- [Task]:
Retype the lines from the start of the records through the line containing "x-tick-label: 1900 — [519, 431, 550, 447]", inclusive, exactly as they appear.

- [Exercise data]:
========

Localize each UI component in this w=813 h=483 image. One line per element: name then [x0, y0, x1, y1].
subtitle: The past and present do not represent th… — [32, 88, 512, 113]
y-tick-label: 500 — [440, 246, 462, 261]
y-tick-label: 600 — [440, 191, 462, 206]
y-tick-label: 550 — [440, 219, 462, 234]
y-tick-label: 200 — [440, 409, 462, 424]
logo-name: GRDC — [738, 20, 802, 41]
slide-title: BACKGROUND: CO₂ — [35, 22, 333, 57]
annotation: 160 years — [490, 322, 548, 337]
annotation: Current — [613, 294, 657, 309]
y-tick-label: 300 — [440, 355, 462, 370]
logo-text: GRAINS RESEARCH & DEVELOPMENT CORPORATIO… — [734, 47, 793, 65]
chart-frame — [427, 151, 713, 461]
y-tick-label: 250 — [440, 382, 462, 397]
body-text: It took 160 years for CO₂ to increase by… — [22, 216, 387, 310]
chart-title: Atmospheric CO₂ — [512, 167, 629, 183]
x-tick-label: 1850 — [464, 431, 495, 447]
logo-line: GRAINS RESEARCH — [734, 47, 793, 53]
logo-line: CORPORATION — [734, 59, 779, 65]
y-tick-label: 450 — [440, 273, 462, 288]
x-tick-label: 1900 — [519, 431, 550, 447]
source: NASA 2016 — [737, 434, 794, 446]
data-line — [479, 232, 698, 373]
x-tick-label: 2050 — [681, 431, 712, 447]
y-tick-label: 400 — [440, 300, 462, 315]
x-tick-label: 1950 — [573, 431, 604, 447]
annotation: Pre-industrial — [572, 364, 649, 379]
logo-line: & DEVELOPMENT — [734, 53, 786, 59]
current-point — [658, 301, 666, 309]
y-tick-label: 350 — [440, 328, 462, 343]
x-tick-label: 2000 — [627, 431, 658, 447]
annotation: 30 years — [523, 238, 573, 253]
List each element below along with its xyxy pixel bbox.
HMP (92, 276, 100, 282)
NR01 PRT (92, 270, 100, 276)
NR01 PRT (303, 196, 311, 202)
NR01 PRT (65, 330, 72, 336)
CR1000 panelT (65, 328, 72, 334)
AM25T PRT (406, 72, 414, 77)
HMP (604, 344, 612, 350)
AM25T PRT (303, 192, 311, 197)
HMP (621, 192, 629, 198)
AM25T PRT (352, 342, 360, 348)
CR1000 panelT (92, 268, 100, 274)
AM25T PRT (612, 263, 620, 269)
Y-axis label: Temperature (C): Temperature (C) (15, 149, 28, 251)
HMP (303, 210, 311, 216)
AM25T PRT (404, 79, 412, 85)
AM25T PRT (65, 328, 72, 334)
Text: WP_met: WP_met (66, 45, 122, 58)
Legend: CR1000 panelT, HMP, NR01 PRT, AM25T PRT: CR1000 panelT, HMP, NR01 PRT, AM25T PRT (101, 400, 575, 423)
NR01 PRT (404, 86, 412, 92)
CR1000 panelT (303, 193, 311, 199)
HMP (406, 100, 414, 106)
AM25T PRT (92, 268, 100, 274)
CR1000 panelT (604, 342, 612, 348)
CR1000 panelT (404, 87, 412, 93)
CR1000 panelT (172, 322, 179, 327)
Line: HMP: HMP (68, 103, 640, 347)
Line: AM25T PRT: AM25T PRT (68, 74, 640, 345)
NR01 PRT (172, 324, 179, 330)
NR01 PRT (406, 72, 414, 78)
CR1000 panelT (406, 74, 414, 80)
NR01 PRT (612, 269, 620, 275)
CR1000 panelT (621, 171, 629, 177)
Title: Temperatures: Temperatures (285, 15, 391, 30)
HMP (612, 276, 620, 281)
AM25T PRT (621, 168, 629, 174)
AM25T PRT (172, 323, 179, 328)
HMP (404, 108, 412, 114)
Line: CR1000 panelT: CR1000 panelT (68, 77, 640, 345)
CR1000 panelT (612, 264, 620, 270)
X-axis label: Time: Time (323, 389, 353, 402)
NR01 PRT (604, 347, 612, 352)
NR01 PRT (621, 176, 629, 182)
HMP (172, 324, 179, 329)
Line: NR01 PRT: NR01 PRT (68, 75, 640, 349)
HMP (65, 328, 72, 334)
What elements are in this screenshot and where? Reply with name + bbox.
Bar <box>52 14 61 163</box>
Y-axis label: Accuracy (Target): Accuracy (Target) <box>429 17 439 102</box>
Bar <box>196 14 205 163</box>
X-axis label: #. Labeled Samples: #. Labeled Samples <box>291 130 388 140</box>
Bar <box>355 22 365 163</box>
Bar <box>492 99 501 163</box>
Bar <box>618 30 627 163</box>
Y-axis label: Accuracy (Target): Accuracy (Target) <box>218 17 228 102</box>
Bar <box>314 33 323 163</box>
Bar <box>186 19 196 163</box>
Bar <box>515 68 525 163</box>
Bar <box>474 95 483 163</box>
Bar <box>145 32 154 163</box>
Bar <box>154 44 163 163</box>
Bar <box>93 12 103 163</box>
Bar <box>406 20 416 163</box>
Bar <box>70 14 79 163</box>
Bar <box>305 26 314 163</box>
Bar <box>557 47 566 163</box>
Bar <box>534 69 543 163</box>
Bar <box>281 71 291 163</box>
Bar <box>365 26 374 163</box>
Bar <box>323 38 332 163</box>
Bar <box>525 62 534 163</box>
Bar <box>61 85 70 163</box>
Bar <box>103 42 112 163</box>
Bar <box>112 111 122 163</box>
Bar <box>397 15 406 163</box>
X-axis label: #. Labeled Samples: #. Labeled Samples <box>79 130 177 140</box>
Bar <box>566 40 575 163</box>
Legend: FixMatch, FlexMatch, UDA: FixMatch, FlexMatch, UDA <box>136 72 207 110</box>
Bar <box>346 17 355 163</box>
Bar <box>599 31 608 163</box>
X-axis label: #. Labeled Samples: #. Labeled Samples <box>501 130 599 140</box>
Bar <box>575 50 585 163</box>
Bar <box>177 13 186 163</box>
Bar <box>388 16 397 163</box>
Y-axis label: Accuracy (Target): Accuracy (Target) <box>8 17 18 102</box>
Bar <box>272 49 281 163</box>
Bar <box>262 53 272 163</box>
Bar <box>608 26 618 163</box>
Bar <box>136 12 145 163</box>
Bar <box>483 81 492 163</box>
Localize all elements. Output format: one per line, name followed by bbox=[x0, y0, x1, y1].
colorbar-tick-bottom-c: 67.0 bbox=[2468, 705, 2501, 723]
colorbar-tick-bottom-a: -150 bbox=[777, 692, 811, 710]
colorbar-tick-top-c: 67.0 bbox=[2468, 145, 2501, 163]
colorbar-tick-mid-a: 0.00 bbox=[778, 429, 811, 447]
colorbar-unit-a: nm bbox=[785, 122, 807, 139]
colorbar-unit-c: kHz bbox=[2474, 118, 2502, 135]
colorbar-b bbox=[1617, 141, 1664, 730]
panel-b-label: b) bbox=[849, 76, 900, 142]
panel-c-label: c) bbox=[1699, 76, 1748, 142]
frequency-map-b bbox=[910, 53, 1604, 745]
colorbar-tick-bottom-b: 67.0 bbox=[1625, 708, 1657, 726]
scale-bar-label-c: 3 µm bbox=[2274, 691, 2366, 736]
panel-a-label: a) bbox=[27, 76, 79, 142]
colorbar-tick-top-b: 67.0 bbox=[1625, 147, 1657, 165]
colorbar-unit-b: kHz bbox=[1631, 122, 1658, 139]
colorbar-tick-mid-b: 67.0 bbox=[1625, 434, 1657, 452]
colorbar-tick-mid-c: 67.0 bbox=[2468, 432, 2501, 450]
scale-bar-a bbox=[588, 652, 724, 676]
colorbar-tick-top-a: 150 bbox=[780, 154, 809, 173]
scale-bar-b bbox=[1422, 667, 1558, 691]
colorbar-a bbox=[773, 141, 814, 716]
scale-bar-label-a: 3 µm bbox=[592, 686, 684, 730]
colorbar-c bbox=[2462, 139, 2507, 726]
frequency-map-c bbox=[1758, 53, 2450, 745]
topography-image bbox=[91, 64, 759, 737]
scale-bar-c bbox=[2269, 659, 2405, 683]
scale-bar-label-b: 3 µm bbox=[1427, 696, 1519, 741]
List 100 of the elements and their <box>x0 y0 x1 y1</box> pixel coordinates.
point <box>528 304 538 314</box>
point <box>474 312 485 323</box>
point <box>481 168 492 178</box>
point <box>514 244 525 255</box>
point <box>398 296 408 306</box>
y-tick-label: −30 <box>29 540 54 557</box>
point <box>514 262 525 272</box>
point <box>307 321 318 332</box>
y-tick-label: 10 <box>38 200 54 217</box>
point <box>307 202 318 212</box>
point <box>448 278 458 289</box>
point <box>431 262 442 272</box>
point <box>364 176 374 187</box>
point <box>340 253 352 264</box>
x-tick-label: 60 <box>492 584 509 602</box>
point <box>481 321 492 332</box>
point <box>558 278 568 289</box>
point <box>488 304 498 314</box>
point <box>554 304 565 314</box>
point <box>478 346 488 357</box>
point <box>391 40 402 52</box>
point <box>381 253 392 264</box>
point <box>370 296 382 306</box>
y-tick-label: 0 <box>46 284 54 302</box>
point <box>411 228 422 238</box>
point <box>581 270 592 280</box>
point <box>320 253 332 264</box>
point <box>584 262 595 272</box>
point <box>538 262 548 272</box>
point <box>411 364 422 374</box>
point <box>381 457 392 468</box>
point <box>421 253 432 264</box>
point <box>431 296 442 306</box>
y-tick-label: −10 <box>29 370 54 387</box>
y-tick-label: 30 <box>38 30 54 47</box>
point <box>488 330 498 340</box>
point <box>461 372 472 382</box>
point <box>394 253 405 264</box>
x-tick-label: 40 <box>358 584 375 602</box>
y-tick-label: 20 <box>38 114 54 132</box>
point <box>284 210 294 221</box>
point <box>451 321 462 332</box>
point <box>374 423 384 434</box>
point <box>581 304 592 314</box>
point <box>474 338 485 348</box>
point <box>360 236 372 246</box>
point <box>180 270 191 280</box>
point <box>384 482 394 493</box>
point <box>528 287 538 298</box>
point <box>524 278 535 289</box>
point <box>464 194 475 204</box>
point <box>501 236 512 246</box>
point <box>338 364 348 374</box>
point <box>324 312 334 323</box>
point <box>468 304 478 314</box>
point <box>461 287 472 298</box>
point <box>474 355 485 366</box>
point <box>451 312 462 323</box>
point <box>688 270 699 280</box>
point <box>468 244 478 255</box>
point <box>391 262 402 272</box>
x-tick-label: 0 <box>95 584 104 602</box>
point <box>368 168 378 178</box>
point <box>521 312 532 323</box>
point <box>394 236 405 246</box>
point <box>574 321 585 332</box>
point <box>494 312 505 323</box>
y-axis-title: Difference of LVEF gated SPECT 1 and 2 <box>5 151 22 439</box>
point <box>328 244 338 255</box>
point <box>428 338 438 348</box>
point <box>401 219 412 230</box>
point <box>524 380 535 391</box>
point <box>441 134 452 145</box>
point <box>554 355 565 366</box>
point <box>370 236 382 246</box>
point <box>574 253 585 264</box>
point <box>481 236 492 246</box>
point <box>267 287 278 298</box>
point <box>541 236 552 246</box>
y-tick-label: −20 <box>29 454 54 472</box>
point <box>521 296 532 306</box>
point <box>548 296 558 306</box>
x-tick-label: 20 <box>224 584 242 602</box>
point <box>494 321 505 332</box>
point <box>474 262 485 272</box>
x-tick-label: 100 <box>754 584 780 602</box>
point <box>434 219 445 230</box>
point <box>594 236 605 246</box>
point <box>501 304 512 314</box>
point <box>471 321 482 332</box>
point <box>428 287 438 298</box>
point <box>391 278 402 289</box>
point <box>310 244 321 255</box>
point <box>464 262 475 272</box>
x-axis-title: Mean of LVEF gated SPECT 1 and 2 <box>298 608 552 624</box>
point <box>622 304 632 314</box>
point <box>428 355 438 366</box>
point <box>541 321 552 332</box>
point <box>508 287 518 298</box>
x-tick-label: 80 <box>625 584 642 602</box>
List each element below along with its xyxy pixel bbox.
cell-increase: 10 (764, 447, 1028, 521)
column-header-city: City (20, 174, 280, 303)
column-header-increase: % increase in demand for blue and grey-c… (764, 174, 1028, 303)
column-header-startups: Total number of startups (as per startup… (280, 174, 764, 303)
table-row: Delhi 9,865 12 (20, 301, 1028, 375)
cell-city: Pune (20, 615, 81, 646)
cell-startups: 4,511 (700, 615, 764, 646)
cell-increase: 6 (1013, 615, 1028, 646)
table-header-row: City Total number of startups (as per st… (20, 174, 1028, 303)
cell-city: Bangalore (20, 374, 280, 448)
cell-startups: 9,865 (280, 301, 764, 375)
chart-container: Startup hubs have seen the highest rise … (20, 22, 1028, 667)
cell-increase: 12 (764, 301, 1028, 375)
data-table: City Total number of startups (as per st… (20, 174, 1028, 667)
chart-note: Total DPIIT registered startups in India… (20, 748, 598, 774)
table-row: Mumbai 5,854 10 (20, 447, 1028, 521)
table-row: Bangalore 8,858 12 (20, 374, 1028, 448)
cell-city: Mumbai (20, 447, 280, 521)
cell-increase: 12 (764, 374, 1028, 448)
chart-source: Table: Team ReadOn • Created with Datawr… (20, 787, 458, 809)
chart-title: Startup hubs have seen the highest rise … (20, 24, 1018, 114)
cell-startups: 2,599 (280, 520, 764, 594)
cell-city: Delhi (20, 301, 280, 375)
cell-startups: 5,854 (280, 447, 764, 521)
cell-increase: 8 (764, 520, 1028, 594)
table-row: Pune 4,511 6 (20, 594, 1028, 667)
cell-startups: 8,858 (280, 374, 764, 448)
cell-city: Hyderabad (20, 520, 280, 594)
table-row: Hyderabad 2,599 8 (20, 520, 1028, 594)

========

- [Exercise solution]:
Localize each UI component in this w=813 h=483 image. One line per element: name then [x0, y0, x1, y1].
subtitle: The past and present do not represent th… — [32, 88, 512, 113]
y-tick-label: 500 — [440, 246, 462, 261]
y-tick-label: 600 — [440, 191, 462, 206]
y-tick-label: 550 — [440, 219, 462, 234]
y-tick-label: 200 — [440, 409, 462, 424]
logo-name: GRDC — [738, 20, 802, 41]
slide-title: BACKGROUND: CO₂ — [35, 22, 333, 57]
annotation: 160 years — [490, 322, 548, 337]
annotation: Current — [613, 294, 657, 309]
y-tick-label: 300 — [440, 355, 462, 370]
logo-text: GRAINS RESEARCH & DEVELOPMENT CORPORATIO… — [734, 47, 793, 65]
chart-frame — [427, 151, 713, 461]
y-tick-label: 250 — [440, 382, 462, 397]
body-text: It took 160 years for CO₂ to increase by… — [22, 216, 387, 310]
chart-title: Atmospheric CO₂ — [512, 167, 629, 183]
x-tick-label: 1850 — [464, 431, 495, 447]
logo-line: GRAINS RESEARCH — [734, 47, 793, 53]
logo-line: CORPORATION — [734, 59, 779, 65]
y-tick-label: 450 — [440, 273, 462, 288]
x-tick-label: 1900 — [519, 431, 550, 447]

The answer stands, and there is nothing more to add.